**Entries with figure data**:
* * * * * * * * *

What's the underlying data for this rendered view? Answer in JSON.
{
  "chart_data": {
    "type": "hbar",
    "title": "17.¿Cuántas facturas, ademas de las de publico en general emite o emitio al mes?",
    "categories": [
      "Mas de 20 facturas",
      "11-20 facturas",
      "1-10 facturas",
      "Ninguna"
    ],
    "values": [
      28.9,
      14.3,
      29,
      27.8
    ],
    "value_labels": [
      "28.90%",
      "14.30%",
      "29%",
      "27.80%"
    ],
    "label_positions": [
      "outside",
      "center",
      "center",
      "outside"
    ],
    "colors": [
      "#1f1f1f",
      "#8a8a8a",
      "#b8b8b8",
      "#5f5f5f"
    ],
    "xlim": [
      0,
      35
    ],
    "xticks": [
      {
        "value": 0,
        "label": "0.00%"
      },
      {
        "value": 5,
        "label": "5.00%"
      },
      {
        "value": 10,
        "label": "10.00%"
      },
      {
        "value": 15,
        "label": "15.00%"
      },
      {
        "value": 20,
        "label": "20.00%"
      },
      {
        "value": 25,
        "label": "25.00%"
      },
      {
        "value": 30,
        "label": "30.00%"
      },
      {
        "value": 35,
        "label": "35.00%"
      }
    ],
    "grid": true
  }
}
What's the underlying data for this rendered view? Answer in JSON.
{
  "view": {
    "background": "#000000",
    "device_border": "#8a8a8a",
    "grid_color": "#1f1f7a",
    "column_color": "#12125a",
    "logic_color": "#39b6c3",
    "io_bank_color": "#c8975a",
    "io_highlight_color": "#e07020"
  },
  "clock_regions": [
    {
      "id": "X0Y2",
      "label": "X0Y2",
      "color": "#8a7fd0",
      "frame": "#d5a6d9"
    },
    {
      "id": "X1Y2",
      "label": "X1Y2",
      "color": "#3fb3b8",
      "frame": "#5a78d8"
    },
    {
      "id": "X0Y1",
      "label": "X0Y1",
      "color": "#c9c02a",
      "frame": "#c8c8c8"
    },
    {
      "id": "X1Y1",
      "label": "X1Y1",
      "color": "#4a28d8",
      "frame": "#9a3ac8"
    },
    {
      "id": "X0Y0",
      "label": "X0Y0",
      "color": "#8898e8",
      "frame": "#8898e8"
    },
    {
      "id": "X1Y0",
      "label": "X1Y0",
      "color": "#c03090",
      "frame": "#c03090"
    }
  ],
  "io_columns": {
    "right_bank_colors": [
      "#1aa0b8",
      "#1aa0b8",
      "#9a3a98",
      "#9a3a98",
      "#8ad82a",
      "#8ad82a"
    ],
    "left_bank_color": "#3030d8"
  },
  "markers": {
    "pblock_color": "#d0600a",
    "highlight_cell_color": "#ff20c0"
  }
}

* * * * * * * * *

**Required task**: Transcribe all entries exactly as they are given.

**Result of the exercise**:
What's the underlying data for this rendered view? Answer in JSON.
{
  "chart_data": {
    "type": "hbar",
    "title": "17.¿Cuántas facturas, ademas de las de publico en general emite o emitio al mes?",
    "categories": [
      "Mas de 20 facturas",
      "11-20 facturas",
      "1-10 facturas",
      "Ninguna"
    ],
    "values": [
      28.9,
      14.3,
      29,
      27.8
    ],
    "value_labels": [
      "28.90%",
      "14.30%",
      "29%",
      "27.80%"
    ],
    "label_positions": [
      "outside",
      "center",
      "center",
      "outside"
    ],
    "colors": [
      "#1f1f1f",
      "#8a8a8a",
      "#b8b8b8",
      "#5f5f5f"
    ],
    "xlim": [
      0,
      35
    ],
    "xticks": [
      {
        "value": 0,
        "label": "0.00%"
      },
      {
        "value": 5,
        "label": "5.00%"
      },
      {
        "value": 10,
        "label": "10.00%"
      },
      {
        "value": 15,
        "label": "15.00%"
      },
      {
        "value": 20,
        "label": "20.00%"
      },
      {
        "value": 25,
        "label": "25.00%"
      },
      {
        "value": 30,
        "label": "30.00%"
      },
      {
        "value": 35,
        "label": "35.00%"
      }
    ],
    "grid": true
  }
}
What's the underlying data for this rendered view? Answer in JSON.
{
  "view": {
    "background": "#000000",
    "device_border": "#8a8a8a",
    "grid_color": "#1f1f7a",
    "column_color": "#12125a",
    "logic_color": "#39b6c3",
    "io_bank_color": "#c8975a",
    "io_highlight_color": "#e07020"
  },
  "clock_regions": [
    {
      "id": "X0Y2",
      "label": "X0Y2",
      "color": "#8a7fd0",
      "frame": "#d5a6d9"
    },
    {
      "id": "X1Y2",
      "label": "X1Y2",
      "color": "#3fb3b8",
      "frame": "#5a78d8"
    },
    {
      "id": "X0Y1",
      "label": "X0Y1",
      "color": "#c9c02a",
      "frame": "#c8c8c8"
    },
    {
      "id": "X1Y1",
      "label": "X1Y1",
      "color": "#4a28d8",
      "frame": "#9a3ac8"
    },
    {
      "id": "X0Y0",
      "label": "X0Y0",
      "color": "#8898e8",
      "frame": "#8898e8"
    },
    {
      "id": "X1Y0",
      "label": "X1Y0",
      "color": "#c03090",
      "frame": "#c03090"
    }
  ],
  "io_columns": {
    "right_bank_colors": [
      "#1aa0b8",
      "#1aa0b8",
      "#9a3a98",
      "#9a3a98",
      "#8ad82a",
      "#8ad82a"
    ],
    "left_bank_color": "#3030d8"
  },
  "markers": {
    "pblock_color": "#d0600a",
    "highlight_cell_color": "#ff20c0"
  }
}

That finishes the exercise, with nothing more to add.